• [Stated goal]: Print all the data, keeping every line exactly as it is.

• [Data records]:

---+---

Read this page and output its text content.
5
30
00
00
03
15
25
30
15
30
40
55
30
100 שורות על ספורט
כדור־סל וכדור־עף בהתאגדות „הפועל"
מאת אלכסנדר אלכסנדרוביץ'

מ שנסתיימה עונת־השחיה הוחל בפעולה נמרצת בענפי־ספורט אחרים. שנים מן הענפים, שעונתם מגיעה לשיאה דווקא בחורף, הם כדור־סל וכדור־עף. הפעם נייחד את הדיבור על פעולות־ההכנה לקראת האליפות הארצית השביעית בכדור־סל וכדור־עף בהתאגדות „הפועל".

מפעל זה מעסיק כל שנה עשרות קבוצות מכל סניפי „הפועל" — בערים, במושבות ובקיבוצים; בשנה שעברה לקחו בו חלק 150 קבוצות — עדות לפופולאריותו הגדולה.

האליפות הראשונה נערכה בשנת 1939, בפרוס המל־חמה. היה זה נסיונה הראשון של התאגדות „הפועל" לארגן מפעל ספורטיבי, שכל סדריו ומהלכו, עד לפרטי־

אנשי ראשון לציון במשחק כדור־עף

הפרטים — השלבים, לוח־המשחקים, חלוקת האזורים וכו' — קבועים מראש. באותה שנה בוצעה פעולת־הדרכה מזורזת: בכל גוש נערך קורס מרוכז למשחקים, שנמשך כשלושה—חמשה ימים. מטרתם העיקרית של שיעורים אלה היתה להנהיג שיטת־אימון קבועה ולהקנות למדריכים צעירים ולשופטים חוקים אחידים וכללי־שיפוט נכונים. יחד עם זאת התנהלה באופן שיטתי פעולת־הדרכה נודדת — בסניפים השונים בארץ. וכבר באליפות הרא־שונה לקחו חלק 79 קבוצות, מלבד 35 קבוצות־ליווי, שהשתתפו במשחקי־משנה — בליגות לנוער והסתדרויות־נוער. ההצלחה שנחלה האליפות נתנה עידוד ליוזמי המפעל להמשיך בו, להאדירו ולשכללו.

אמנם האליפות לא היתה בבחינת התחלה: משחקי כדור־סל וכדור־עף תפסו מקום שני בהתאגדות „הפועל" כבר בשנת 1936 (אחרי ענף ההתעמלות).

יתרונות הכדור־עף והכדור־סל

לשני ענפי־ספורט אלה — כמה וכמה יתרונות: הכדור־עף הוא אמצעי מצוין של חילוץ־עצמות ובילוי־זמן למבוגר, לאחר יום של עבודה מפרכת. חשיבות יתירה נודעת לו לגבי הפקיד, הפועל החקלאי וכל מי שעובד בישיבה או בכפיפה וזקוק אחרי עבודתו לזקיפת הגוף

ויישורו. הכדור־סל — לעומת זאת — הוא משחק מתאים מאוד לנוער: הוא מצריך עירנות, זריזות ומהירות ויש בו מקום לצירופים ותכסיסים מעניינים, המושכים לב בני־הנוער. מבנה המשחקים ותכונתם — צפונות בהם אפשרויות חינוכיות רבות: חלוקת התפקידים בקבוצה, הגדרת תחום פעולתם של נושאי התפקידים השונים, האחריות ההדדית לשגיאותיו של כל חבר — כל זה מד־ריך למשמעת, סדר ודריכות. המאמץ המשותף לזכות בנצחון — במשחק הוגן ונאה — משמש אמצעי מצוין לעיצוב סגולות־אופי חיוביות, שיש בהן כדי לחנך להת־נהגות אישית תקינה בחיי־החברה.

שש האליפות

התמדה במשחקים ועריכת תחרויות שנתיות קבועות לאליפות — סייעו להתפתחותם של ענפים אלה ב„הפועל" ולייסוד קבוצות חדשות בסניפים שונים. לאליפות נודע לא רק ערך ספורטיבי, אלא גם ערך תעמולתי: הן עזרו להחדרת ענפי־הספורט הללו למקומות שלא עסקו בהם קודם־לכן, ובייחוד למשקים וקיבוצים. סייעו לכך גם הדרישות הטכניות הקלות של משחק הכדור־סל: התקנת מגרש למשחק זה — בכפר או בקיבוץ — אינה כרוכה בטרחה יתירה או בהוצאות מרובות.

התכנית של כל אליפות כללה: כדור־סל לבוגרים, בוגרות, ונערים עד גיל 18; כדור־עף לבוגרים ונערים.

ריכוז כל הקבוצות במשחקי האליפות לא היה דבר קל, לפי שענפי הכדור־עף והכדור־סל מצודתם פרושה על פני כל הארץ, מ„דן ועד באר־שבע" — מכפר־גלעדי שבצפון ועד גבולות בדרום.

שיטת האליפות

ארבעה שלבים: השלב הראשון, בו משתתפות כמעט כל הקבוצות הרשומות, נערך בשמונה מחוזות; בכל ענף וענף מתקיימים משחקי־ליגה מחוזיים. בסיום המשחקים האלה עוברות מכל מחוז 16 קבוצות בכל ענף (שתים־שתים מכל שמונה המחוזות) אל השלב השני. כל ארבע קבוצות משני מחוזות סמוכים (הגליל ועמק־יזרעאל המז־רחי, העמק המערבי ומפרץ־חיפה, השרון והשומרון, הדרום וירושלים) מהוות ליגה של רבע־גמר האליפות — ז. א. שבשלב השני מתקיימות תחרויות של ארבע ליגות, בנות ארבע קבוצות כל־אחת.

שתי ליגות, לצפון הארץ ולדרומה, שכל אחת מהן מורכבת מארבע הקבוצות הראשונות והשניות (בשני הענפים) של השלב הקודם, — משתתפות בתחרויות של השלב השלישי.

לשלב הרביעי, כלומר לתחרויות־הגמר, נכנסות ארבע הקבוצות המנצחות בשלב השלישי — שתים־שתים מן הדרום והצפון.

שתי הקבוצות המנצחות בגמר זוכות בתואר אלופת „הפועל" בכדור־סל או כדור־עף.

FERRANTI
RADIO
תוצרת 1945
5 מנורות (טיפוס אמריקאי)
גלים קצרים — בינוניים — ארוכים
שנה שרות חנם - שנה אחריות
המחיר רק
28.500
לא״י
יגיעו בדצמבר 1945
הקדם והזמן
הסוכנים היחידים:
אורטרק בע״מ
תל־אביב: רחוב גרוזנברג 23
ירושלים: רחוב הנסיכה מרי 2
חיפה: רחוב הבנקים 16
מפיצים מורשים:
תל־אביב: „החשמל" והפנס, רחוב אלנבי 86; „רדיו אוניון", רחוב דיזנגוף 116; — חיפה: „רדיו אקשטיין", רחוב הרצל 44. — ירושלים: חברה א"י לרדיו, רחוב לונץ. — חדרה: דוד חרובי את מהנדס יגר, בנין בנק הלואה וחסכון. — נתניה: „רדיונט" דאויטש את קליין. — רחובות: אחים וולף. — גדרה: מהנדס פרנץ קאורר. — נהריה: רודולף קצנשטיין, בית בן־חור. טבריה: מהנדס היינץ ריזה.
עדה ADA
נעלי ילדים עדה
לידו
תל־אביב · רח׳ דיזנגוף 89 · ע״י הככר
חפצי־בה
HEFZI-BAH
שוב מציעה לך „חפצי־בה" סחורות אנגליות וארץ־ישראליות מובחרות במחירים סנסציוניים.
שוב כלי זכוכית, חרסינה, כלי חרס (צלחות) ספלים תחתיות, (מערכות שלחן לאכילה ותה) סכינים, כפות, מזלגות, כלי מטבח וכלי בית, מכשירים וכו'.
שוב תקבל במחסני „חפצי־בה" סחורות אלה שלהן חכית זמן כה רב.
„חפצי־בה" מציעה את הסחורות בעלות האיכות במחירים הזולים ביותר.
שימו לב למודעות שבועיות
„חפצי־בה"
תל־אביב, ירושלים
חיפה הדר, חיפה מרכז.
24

---+---

• [Final result]:
Read this page and output its text content.
5
30
00
00
03
15
25
30
15
30
40
55
30
100 שורות על ספורט
כדור־סל וכדור־עף בהתאגדות „הפועל"
מאת אלכסנדר אלכסנדרוביץ'

מ שנסתיימה עונת־השחיה הוחל בפעולה נמרצת בענפי־ספורט אחרים. שנים מן הענפים, שעונתם מגיעה לשיאה דווקא בחורף, הם כדור־סל וכדור־עף. הפעם נייחד את הדיבור על פעולות־ההכנה לקראת האליפות הארצית השביעית בכדור־סל וכדור־עף בהתאגדות „הפועל".

מפעל זה מעסיק כל שנה עשרות קבוצות מכל סניפי „הפועל" — בערים, במושבות ובקיבוצים; בשנה שעברה לקחו בו חלק 150 קבוצות — עדות לפופולאריותו הגדולה.

האליפות הראשונה נערכה בשנת 1939, בפרוס המל־חמה. היה זה נסיונה הראשון של התאגדות „הפועל" לארגן מפעל ספורטיבי, שכל סדריו ומהלכו, עד לפרטי־

אנשי ראשון לציון במשחק כדור־עף

הפרטים — השלבים, לוח־המשחקים, חלוקת האזורים וכו' — קבועים מראש. באותה שנה בוצעה פעולת־הדרכה מזורזת: בכל גוש נערך קורס מרוכז למשחקים, שנמשך כשלושה—חמשה ימים. מטרתם העיקרית של שיעורים אלה היתה להנהיג שיטת־אימון קבועה ולהקנות למדריכים צעירים ולשופטים חוקים אחידים וכללי־שיפוט נכונים. יחד עם זאת התנהלה באופן שיטתי פעולת־הדרכה נודדת — בסניפים השונים בארץ. וכבר באליפות הרא־שונה לקחו חלק 79 קבוצות, מלבד 35 קבוצות־ליווי, שהשתתפו במשחקי־משנה — בליגות לנוער והסתדרויות־נוער. ההצלחה שנחלה האליפות נתנה עידוד ליוזמי המפעל להמשיך בו, להאדירו ולשכללו.

אמנם האליפות לא היתה בבחינת התחלה: משחקי כדור־סל וכדור־עף תפסו מקום שני בהתאגדות „הפועל" כבר בשנת 1936 (אחרי ענף ההתעמלות).

יתרונות הכדור־עף והכדור־סל

לשני ענפי־ספורט אלה — כמה וכמה יתרונות: הכדור־עף הוא אמצעי מצוין של חילוץ־עצמות ובילוי־זמן למבוגר, לאחר יום של עבודה מפרכת. חשיבות יתירה נודעת לו לגבי הפקיד, הפועל החקלאי וכל מי שעובד בישיבה או בכפיפה וזקוק אחרי עבודתו לזקיפת הגוף

ויישורו. הכדור־סל — לעומת זאת — הוא משחק מתאים מאוד לנוער: הוא מצריך עירנות, זריזות ומהירות ויש בו מקום לצירופים ותכסיסים מעניינים, המושכים לב בני־הנוער. מבנה המשחקים ותכונתם — צפונות בהם אפשרויות חינוכיות רבות: חלוקת התפקידים בקבוצה, הגדרת תחום פעולתם של נושאי התפקידים השונים, האחריות ההדדית לשגיאותיו של כל חבר — כל זה מד־ריך למשמעת, סדר ודריכות. המאמץ המשותף לזכות בנצחון — במשחק הוגן ונאה — משמש אמצעי מצוין לעיצוב סגולות־אופי חיוביות, שיש בהן כדי לחנך להת־נהגות אישית תקינה בחיי־החברה.

שש האליפות

התמדה במשחקים ועריכת תחרויות שנתיות קבועות לאליפות — סייעו להתפתחותם של ענפים אלה ב„הפועל" ולייסוד קבוצות חדשות בסניפים שונים. לאליפות נודע לא רק ערך ספורטיבי, אלא גם ערך תעמולתי: הן עזרו להחדרת ענפי־הספורט הללו למקומות שלא עסקו בהם קודם־לכן, ובייחוד למשקים וקיבוצים. סייעו לכך גם הדרישות הטכניות הקלות של משחק הכדור־סל: התקנת מגרש למשחק זה — בכפר או בקיבוץ — אינה כרוכה בטרחה יתירה או בהוצאות מרובות.

התכנית של כל אליפות כללה: כדור־סל לבוגרים, בוגרות, ונערים עד גיל 18; כדור־עף לבוגרים ונערים.

ריכוז כל הקבוצות במשחקי האליפות לא היה דבר קל, לפי שענפי הכדור־עף והכדור־סל מצודתם פרושה על פני כל הארץ, מ„דן ועד באר־שבע" — מכפר־גלעדי שבצפון ועד גבולות בדרום.

שיטת האליפות

ארבעה שלבים: השלב הראשון, בו משתתפות כמעט כל הקבוצות הרשומות, נערך בשמונה מחוזות; בכל ענף וענף מתקיימים משחקי־ליגה מחוזיים. בסיום המשחקים האלה עוברות מכל מחוז 16 קבוצות בכל ענף (שתים־שתים מכל שמונה המחוזות) אל השלב השני. כל ארבע קבוצות משני מחוזות סמוכים (הגליל ועמק־יזרעאל המז־רחי, העמק המערבי ומפרץ־חיפה, השרון והשומרון, הדרום וירושלים) מהוות ליגה של רבע־גמר האליפות — ז. א. שבשלב השני מתקיימות תחרויות של ארבע ליגות, בנות ארבע קבוצות כל־אחת.

שתי ליגות, לצפון הארץ ולדרומה, שכל אחת מהן מורכבת מארבע הקבוצות הראשונות והשניות (בשני הענפים) של השלב הקודם, — משתתפות בתחרויות של השלב השלישי.

לשלב הרביעי, כלומר לתחרויות־הגמר, נכנסות ארבע הקבוצות המנצחות בשלב השלישי — שתים־שתים מן הדרום והצפון.

שתי הקבוצות המנצחות בגמר זוכות בתואר אלופת „הפועל" בכדור־סל או כדור־עף.

FERRANTI
RADIO
תוצרת 1945
5 מנורות (טיפוס אמריקאי)
גלים קצרים — בינוניים — ארוכים
שנה שרות חנם - שנה אחריות
המחיר רק
28.500
לא״י
יגיעו בדצמבר 1945
הקדם והזמן
הסוכנים היחידים:
אורטרק בע״מ
תל־אביב: רחוב גרוזנברג 23
ירושלים: רחוב הנסיכה מרי 2
חיפה: רחוב הבנקים 16
מפיצים מורשים:
תל־אביב: „החשמל" והפנס, רחוב אלנבי 86; „רדיו אוניון", רחוב דיזנגוף 116; — חיפה: „רדיו אקשטיין", רחוב הרצל 44. — ירושלים: חברה א"י לרדיו, רחוב לונץ. — חדרה: דוד חרובי את מהנדס יגר, בנין בנק הלואה וחסכון. — נתניה: „רדיונט" דאויטש את קליין. — רחובות: אחים וולף. — גדרה: מהנדס פרנץ קאורר. — נהריה: רודולף קצנשטיין, בית בן־חור. טבריה: מהנדס היינץ ריזה.
עדה ADA
נעלי ילדים עדה
לידו
תל־אביב · רח׳ דיזנגוף 89 · ע״י הככר
חפצי־בה
HEFZI-BAH
שוב מציעה לך „חפצי־בה" סחורות אנגליות וארץ־ישראליות מובחרות במחירים סנסציוניים.
שוב כלי זכוכית, חרסינה, כלי חרס (צלחות) ספלים תחתיות, (מערכות שלחן לאכילה ותה) סכינים, כפות, מזלגות, כלי מטבח וכלי בית, מכשירים וכו'.
שוב תקבל במחסני „חפצי־בה" סחורות אלה שלהן חכית זמן כה רב.
„חפצי־בה" מציעה את הסחורות בעלות האיכות במחירים הזולים ביותר.
שימו לב למודעות שבועיות
„חפצי־בה"
תל־אביב, ירושלים
חיפה הדר, חיפה מרכז.
24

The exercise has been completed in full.